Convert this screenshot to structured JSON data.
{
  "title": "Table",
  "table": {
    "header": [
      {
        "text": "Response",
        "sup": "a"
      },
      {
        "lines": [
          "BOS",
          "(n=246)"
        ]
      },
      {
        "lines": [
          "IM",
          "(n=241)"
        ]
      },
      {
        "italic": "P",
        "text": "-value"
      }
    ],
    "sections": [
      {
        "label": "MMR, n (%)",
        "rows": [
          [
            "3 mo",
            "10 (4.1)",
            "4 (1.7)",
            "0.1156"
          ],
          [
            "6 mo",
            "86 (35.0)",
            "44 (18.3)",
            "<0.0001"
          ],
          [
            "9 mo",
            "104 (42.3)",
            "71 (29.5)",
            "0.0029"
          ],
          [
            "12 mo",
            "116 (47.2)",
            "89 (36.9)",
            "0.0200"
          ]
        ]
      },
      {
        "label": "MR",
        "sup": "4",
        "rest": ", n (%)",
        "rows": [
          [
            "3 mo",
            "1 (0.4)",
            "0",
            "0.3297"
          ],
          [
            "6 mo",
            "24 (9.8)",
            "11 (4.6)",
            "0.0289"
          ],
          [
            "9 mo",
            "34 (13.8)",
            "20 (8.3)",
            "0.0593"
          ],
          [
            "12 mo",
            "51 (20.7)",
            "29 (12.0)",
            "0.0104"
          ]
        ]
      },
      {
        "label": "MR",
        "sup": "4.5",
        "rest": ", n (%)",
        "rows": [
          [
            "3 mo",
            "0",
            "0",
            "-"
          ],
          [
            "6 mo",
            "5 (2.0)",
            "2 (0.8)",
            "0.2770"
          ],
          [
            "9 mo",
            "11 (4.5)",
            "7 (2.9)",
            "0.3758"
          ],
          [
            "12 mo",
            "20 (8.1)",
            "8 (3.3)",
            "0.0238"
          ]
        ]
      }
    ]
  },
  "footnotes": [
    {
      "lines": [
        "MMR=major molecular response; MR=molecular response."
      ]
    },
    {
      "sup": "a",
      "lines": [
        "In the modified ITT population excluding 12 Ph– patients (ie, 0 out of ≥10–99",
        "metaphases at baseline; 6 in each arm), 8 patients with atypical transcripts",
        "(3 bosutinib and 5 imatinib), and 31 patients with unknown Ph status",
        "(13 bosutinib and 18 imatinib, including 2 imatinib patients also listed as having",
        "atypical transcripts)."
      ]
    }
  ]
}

|---|

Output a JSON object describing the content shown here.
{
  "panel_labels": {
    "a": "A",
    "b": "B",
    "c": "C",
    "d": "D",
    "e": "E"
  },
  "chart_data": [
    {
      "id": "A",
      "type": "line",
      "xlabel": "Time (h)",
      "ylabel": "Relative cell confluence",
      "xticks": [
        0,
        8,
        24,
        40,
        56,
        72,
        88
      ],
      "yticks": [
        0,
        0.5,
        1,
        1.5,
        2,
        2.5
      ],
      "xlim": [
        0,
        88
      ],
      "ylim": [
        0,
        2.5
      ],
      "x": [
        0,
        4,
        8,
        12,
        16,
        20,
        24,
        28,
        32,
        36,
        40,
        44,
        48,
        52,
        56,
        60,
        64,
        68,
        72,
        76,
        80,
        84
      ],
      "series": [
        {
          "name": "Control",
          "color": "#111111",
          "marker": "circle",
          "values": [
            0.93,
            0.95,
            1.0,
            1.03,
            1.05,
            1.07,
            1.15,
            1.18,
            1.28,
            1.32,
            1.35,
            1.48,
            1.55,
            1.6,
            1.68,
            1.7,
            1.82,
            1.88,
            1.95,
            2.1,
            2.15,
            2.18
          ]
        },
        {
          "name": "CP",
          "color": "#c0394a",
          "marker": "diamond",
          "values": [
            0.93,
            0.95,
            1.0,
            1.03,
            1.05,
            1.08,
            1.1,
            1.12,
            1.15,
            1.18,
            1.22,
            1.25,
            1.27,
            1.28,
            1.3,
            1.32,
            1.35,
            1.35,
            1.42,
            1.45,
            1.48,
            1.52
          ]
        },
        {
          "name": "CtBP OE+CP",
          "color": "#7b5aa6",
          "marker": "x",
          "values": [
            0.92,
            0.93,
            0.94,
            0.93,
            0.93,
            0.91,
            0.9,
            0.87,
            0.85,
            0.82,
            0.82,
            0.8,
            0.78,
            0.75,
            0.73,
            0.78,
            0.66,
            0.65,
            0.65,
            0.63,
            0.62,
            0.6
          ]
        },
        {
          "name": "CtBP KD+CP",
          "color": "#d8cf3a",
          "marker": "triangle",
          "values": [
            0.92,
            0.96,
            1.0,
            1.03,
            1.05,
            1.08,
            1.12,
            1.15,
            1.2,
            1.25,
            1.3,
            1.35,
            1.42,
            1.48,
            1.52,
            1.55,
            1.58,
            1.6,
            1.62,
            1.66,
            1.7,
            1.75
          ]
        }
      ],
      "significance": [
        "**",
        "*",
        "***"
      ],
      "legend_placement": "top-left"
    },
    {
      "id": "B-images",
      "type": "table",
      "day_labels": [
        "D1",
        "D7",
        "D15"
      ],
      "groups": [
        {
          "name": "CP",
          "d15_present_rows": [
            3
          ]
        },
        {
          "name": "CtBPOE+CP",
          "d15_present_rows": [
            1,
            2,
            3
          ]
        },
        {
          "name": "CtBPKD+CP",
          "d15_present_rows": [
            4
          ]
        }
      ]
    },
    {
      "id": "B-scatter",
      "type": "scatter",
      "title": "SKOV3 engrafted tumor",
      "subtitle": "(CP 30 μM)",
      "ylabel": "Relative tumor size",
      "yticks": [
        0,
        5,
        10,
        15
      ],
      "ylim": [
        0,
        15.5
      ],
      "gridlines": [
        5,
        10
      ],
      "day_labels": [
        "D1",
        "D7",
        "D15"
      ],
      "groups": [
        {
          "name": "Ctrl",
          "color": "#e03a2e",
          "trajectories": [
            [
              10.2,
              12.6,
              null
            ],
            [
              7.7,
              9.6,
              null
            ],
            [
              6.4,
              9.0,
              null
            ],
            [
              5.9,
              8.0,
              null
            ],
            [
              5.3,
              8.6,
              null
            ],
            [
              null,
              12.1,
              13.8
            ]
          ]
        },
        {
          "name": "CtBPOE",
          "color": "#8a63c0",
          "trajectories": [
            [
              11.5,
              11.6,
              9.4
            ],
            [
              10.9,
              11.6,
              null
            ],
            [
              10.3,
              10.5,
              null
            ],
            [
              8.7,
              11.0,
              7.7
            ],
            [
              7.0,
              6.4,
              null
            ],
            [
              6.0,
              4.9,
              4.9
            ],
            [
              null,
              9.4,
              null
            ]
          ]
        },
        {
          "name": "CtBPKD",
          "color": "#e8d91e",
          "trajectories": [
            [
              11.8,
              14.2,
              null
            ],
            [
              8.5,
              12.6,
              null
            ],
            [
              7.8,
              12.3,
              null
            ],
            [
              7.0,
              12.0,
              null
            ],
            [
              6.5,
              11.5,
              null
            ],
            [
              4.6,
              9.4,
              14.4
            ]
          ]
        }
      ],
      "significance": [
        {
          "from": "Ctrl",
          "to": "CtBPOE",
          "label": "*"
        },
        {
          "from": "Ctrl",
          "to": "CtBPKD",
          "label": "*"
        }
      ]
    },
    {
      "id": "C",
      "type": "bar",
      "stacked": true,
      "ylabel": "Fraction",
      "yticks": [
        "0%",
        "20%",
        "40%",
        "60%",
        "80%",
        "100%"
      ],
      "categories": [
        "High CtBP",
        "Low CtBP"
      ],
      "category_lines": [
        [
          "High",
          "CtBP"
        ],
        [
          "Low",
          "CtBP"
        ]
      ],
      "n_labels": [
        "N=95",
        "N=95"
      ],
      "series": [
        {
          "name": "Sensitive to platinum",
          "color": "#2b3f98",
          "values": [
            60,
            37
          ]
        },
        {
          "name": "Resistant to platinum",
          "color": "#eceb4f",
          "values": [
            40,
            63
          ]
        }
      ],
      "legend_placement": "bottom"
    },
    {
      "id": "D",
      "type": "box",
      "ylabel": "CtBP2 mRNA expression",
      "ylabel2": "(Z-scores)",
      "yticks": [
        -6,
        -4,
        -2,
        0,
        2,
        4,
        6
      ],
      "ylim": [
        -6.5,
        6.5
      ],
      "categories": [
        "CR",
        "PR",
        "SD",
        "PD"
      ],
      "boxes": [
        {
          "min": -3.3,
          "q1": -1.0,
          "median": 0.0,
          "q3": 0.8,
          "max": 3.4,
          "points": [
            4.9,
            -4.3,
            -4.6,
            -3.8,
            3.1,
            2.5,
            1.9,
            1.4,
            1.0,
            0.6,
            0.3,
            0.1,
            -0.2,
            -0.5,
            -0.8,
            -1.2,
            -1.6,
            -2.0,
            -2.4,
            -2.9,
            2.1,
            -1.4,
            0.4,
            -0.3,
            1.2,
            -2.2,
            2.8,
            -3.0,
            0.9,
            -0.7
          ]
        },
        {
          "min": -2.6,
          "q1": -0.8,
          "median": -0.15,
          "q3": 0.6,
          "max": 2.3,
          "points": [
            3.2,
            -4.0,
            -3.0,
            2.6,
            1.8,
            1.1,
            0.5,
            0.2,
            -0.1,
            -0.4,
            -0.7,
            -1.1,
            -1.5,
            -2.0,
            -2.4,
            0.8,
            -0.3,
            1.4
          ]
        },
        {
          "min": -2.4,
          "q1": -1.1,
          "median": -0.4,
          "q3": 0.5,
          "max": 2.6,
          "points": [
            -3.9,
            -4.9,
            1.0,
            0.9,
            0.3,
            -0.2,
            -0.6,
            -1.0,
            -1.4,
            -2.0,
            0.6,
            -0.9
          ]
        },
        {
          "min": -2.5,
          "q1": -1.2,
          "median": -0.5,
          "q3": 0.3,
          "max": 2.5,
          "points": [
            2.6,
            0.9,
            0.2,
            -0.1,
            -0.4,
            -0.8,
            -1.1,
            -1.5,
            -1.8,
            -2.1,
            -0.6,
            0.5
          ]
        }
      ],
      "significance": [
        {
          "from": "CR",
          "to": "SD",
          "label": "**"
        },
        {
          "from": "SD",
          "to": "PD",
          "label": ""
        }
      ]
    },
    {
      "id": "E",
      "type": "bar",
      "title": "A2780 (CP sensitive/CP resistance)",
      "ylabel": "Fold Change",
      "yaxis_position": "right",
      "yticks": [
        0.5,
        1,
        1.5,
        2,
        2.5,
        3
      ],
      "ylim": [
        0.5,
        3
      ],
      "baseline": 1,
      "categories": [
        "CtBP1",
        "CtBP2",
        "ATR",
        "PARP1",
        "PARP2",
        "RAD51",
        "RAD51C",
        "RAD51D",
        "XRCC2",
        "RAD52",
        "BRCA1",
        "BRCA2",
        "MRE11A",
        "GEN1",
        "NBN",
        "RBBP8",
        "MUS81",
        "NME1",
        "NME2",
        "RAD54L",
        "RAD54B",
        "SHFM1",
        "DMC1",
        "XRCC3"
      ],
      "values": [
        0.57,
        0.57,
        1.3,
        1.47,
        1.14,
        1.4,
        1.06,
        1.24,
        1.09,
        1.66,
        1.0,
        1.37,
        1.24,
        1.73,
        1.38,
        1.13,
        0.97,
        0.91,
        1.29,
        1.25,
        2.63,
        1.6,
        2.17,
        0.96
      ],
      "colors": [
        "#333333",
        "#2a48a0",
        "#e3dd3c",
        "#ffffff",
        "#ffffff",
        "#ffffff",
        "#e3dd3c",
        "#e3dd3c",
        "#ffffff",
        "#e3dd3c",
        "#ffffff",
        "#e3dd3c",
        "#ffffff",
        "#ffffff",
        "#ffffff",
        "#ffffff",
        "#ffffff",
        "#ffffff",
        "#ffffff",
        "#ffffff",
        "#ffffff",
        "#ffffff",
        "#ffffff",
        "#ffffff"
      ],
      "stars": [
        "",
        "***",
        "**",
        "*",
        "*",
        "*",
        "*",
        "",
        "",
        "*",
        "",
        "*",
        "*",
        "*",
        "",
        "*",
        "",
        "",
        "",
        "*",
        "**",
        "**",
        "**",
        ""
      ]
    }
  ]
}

|---|

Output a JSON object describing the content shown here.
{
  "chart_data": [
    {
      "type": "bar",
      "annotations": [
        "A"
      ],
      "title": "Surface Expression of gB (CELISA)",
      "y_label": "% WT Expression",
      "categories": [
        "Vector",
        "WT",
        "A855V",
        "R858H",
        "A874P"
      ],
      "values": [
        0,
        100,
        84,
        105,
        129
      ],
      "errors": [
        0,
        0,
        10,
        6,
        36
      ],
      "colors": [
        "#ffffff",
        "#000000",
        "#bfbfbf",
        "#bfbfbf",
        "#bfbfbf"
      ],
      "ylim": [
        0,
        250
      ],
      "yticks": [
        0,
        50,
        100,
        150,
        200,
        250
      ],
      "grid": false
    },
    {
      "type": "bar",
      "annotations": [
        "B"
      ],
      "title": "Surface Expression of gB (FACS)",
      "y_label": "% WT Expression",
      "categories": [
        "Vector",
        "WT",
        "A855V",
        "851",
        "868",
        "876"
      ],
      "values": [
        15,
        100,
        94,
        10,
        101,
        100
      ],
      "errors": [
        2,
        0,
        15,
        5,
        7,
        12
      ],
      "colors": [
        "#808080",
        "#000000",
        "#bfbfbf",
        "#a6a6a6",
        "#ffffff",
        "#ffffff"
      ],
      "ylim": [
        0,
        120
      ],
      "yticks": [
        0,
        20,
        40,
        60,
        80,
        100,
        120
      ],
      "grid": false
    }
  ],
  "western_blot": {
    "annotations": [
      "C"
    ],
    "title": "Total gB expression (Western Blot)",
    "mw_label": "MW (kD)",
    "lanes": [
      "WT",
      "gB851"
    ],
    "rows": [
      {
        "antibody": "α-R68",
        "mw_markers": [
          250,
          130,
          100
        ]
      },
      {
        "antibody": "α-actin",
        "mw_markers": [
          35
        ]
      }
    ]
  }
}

|---|

*Goal of the exercise*: Scan the records for the word "baseline" and copy every line where it is found.

*Answer box*:
        "metaphases at baseline; 6 in each arm), 8 patients with atypical transcripts",
      "baseline": 1,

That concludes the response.